* **WORK REQUIRED**
In the copy, include every entry exactly but none of the images.

━━━━━ SUPPLIED DATA ━━━━━

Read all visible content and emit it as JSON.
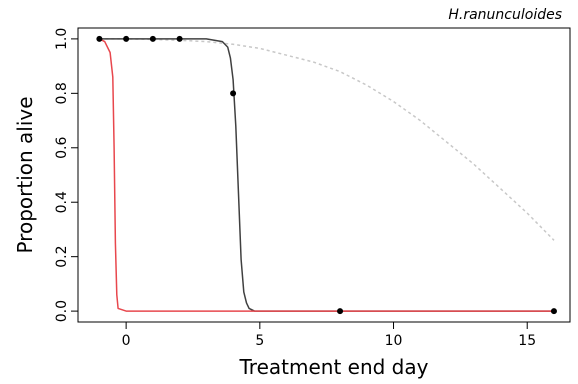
{
  "chart_data": {
    "type": "line",
    "title": "H.ranunculoides",
    "xlabel": "Treatment end day",
    "ylabel": "Proportion alive",
    "xlim": [
      -1.8,
      16.6
    ],
    "ylim": [
      -0.04,
      1.04
    ],
    "x_ticks": [
      0,
      5,
      10,
      15
    ],
    "y_ticks": [
      0.0,
      0.2,
      0.4,
      0.6,
      0.8,
      1.0
    ],
    "x_tick_labels": [
      "0",
      "5",
      "10",
      "15"
    ],
    "y_tick_labels": [
      "0.0",
      "0.2",
      "0.4",
      "0.6",
      "0.8",
      "1.0"
    ],
    "grid": false,
    "series": [
      {
        "style": "dotted",
        "color": "#c8c8c8",
        "x": [
          -1,
          0,
          1,
          2,
          3,
          4,
          5,
          6,
          7,
          8,
          9,
          10,
          11,
          12,
          13,
          14,
          15,
          16
        ],
        "y": [
          1.0,
          1.0,
          0.998,
          0.995,
          0.99,
          0.98,
          0.965,
          0.94,
          0.915,
          0.88,
          0.83,
          0.77,
          0.7,
          0.62,
          0.54,
          0.45,
          0.36,
          0.26
        ]
      },
      {
        "style": "solid",
        "color": "#404040",
        "x": [
          -1,
          0,
          1,
          2,
          3,
          3.6,
          3.8,
          3.9,
          4.0,
          4.1,
          4.2,
          4.3,
          4.4,
          4.5,
          4.6,
          4.8,
          5,
          8,
          16
        ],
        "y": [
          1.0,
          1.0,
          1.0,
          1.0,
          1.0,
          0.99,
          0.97,
          0.93,
          0.85,
          0.68,
          0.44,
          0.19,
          0.07,
          0.03,
          0.01,
          0.0,
          0.0,
          0.0,
          0.0
        ]
      },
      {
        "style": "solid",
        "color": "#e8474d",
        "x": [
          -1,
          -0.8,
          -0.6,
          -0.5,
          -0.45,
          -0.4,
          -0.35,
          -0.3,
          0,
          5,
          10,
          16
        ],
        "y": [
          1.0,
          0.99,
          0.95,
          0.86,
          0.6,
          0.25,
          0.06,
          0.01,
          0.0,
          0.0,
          0.0,
          0.0
        ]
      }
    ],
    "points": {
      "color": "#000000",
      "x": [
        -1,
        0,
        1,
        2,
        4,
        8,
        16
      ],
      "y": [
        1.0,
        1.0,
        1.0,
        1.0,
        0.8,
        0.0,
        0.0
      ]
    }
  }
}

━━━━━

* **FINAL RESULT**
Read all visible content and emit it as JSON.
{
  "chart_data": {
    "type": "line",
    "title": "H.ranunculoides",
    "xlabel": "Treatment end day",
    "ylabel": "Proportion alive",
    "xlim": [
      -1.8,
      16.6
    ],
    "ylim": [
      -0.04,
      1.04
    ],
    "x_ticks": [
      0,
      5,
      10,
      15
    ],
    "y_ticks": [
      0.0,
      0.2,
      0.4,
      0.6,
      0.8,
      1.0
    ],
    "x_tick_labels": [
      "0",
      "5",
      "10",
      "15"
    ],
    "y_tick_labels": [
      "0.0",
      "0.2",
      "0.4",
      "0.6",
      "0.8",
      "1.0"
    ],
    "grid": false,
    "series": [
      {
        "style": "dotted",
        "color": "#c8c8c8",
        "x": [
          -1,
          0,
          1,
          2,
          3,
          4,
          5,
          6,
          7,
          8,
          9,
          10,
          11,
          12,
          13,
          14,
          15,
          16
        ],
        "y": [
          1.0,
          1.0,
          0.998,
          0.995,
          0.99,
          0.98,
          0.965,
          0.94,
          0.915,
          0.88,
          0.83,
          0.77,
          0.7,
          0.62,
          0.54,
          0.45,
          0.36,
          0.26
        ]
      },
      {
        "style": "solid",
        "color": "#404040",
        "x": [
          -1,
          0,
          1,
          2,
          3,
          3.6,
          3.8,
          3.9,
          4.0,
          4.1,
          4.2,
          4.3,
          4.4,
          4.5,
          4.6,
          4.8,
          5,
          8,
          16
        ],
        "y": [
          1.0,
          1.0,
          1.0,
          1.0,
          1.0,
          0.99,
          0.97,
          0.93,
          0.85,
          0.68,
          0.44,
          0.19,
          0.07,
          0.03,
          0.01,
          0.0,
          0.0,
          0.0,
          0.0
        ]
      },
      {
        "style": "solid",
        "color": "#e8474d",
        "x": [
          -1,
          -0.8,
          -0.6,
          -0.5,
          -0.45,
          -0.4,
          -0.35,
          -0.3,
          0,
          5,
          10,
          16
        ],
        "y": [
          1.0,
          0.99,
          0.95,
          0.86,
          0.6,
          0.25,
          0.06,
          0.01,
          0.0,
          0.0,
          0.0,
          0.0
        ]
      }
    ],
    "points": {
      "color": "#000000",
      "x": [
        -1,
        0,
        1,
        2,
        4,
        8,
        16
      ],
      "y": [
        1.0,
        1.0,
        1.0,
        1.0,
        0.8,
        0.0,
        0.0
      ]
    }
  }
}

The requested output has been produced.